## WHAT TO DO
Please print the full listing exactly.

## DATASET CONTENT
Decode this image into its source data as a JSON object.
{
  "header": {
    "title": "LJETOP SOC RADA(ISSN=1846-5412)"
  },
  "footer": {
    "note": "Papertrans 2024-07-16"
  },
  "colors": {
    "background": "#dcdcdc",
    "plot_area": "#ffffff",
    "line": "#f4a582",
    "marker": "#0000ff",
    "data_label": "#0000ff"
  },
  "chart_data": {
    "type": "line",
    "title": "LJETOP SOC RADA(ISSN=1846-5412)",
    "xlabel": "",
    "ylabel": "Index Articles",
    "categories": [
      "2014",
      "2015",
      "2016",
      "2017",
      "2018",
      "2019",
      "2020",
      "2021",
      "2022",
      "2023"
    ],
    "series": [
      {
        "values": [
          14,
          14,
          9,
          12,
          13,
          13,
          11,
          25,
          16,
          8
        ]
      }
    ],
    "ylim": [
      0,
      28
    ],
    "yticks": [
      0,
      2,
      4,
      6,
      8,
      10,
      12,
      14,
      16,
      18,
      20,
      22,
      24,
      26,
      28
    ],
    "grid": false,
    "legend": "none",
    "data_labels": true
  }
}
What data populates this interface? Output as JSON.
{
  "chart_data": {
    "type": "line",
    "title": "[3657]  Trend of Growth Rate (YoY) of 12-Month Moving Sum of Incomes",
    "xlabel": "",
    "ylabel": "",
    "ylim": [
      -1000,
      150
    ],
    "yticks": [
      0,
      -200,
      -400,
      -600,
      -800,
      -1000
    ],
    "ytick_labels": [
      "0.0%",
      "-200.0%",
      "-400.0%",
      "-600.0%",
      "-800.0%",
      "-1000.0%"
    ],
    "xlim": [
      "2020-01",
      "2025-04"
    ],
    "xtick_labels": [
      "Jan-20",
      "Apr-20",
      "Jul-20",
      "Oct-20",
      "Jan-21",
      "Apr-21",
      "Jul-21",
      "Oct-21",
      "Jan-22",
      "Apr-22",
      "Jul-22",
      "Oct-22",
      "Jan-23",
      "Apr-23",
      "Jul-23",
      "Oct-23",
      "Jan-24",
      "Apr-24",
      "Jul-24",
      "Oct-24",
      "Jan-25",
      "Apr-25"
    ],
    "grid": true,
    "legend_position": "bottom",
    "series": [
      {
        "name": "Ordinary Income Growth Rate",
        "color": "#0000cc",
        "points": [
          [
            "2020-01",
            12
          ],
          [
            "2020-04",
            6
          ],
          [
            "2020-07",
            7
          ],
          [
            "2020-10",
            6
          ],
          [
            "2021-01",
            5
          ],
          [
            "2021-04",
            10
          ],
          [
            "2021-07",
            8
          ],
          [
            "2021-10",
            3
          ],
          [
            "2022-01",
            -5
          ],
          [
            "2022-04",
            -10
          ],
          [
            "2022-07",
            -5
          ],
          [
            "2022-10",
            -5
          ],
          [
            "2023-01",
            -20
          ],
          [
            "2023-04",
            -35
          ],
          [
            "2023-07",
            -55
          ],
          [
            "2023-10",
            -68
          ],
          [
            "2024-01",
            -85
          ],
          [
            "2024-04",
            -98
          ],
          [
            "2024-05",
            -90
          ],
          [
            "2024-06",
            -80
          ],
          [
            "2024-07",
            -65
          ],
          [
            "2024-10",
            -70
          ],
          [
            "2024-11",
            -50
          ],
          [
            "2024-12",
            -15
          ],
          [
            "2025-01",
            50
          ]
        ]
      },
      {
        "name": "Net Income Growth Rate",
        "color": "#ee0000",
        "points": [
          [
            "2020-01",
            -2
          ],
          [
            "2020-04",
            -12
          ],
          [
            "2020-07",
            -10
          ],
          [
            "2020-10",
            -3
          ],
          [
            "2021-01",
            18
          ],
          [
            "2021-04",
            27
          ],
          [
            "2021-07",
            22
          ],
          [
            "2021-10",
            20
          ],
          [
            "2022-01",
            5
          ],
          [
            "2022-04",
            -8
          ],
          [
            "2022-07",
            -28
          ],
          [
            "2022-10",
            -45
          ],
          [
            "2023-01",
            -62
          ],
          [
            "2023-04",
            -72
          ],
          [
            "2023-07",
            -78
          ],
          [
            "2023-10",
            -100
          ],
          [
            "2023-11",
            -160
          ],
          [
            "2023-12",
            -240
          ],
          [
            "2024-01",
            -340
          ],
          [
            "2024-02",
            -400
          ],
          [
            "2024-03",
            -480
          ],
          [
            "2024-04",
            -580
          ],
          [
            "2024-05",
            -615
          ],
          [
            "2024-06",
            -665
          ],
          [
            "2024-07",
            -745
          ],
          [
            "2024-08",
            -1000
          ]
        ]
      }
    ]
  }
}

## RESULT BELOW
Decode this image into its source data as a JSON object.
{
  "header": {
    "title": "LJETOP SOC RADA(ISSN=1846-5412)"
  },
  "footer": {
    "note": "Papertrans 2024-07-16"
  },
  "colors": {
    "background": "#dcdcdc",
    "plot_area": "#ffffff",
    "line": "#f4a582",
    "marker": "#0000ff",
    "data_label": "#0000ff"
  },
  "chart_data": {
    "type": "line",
    "title": "LJETOP SOC RADA(ISSN=1846-5412)",
    "xlabel": "",
    "ylabel": "Index Articles",
    "categories": [
      "2014",
      "2015",
      "2016",
      "2017",
      "2018",
      "2019",
      "2020",
      "2021",
      "2022",
      "2023"
    ],
    "series": [
      {
        "values": [
          14,
          14,
          9,
          12,
          13,
          13,
          11,
          25,
          16,
          8
        ]
      }
    ],
    "ylim": [
      0,
      28
    ],
    "yticks": [
      0,
      2,
      4,
      6,
      8,
      10,
      12,
      14,
      16,
      18,
      20,
      22,
      24,
      26,
      28
    ],
    "grid": false,
    "legend": "none",
    "data_labels": true
  }
}
What data populates this interface? Output as JSON.
{
  "chart_data": {
    "type": "line",
    "title": "[3657]  Trend of Growth Rate (YoY) of 12-Month Moving Sum of Incomes",
    "xlabel": "",
    "ylabel": "",
    "ylim": [
      -1000,
      150
    ],
    "yticks": [
      0,
      -200,
      -400,
      -600,
      -800,
      -1000
    ],
    "ytick_labels": [
      "0.0%",
      "-200.0%",
      "-400.0%",
      "-600.0%",
      "-800.0%",
      "-1000.0%"
    ],
    "xlim": [
      "2020-01",
      "2025-04"
    ],
    "xtick_labels": [
      "Jan-20",
      "Apr-20",
      "Jul-20",
      "Oct-20",
      "Jan-21",
      "Apr-21",
      "Jul-21",
      "Oct-21",
      "Jan-22",
      "Apr-22",
      "Jul-22",
      "Oct-22",
      "Jan-23",
      "Apr-23",
      "Jul-23",
      "Oct-23",
      "Jan-24",
      "Apr-24",
      "Jul-24",
      "Oct-24",
      "Jan-25",
      "Apr-25"
    ],
    "grid": true,
    "legend_position": "bottom",
    "series": [
      {
        "name": "Ordinary Income Growth Rate",
        "color": "#0000cc",
        "points": [
          [
            "2020-01",
            12
          ],
          [
            "2020-04",
            6
          ],
          [
            "2020-07",
            7
          ],
          [
            "2020-10",
            6
          ],
          [
            "2021-01",
            5
          ],
          [
            "2021-04",
            10
          ],
          [
            "2021-07",
            8
          ],
          [
            "2021-10",
            3
          ],
          [
            "2022-01",
            -5
          ],
          [
            "2022-04",
            -10
          ],
          [
            "2022-07",
            -5
          ],
          [
            "2022-10",
            -5
          ],
          [
            "2023-01",
            -20
          ],
          [
            "2023-04",
            -35
          ],
          [
            "2023-07",
            -55
          ],
          [
            "2023-10",
            -68
          ],
          [
            "2024-01",
            -85
          ],
          [
            "2024-04",
            -98
          ],
          [
            "2024-05",
            -90
          ],
          [
            "2024-06",
            -80
          ],
          [
            "2024-07",
            -65
          ],
          [
            "2024-10",
            -70
          ],
          [
            "2024-11",
            -50
          ],
          [
            "2024-12",
            -15
          ],
          [
            "2025-01",
            50
          ]
        ]
      },
      {
        "name": "Net Income Growth Rate",
        "color": "#ee0000",
        "points": [
          [
            "2020-01",
            -2
          ],
          [
            "2020-04",
            -12
          ],
          [
            "2020-07",
            -10
          ],
          [
            "2020-10",
            -3
          ],
          [
            "2021-01",
            18
          ],
          [
            "2021-04",
            27
          ],
          [
            "2021-07",
            22
          ],
          [
            "2021-10",
            20
          ],
          [
            "2022-01",
            5
          ],
          [
            "2022-04",
            -8
          ],
          [
            "2022-07",
            -28
          ],
          [
            "2022-10",
            -45
          ],
          [
            "2023-01",
            -62
          ],
          [
            "2023-04",
            -72
          ],
          [
            "2023-07",
            -78
          ],
          [
            "2023-10",
            -100
          ],
          [
            "2023-11",
            -160
          ],
          [
            "2023-12",
            -240
          ],
          [
            "2024-01",
            -340
          ],
          [
            "2024-02",
            -400
          ],
          [
            "2024-03",
            -480
          ],
          [
            "2024-04",
            -580
          ],
          [
            "2024-05",
            -615
          ],
          [
            "2024-06",
            -665
          ],
          [
            "2024-07",
            -745
          ],
          [
            "2024-08",
            -1000
          ]
        ]
      }
    ]
  }
}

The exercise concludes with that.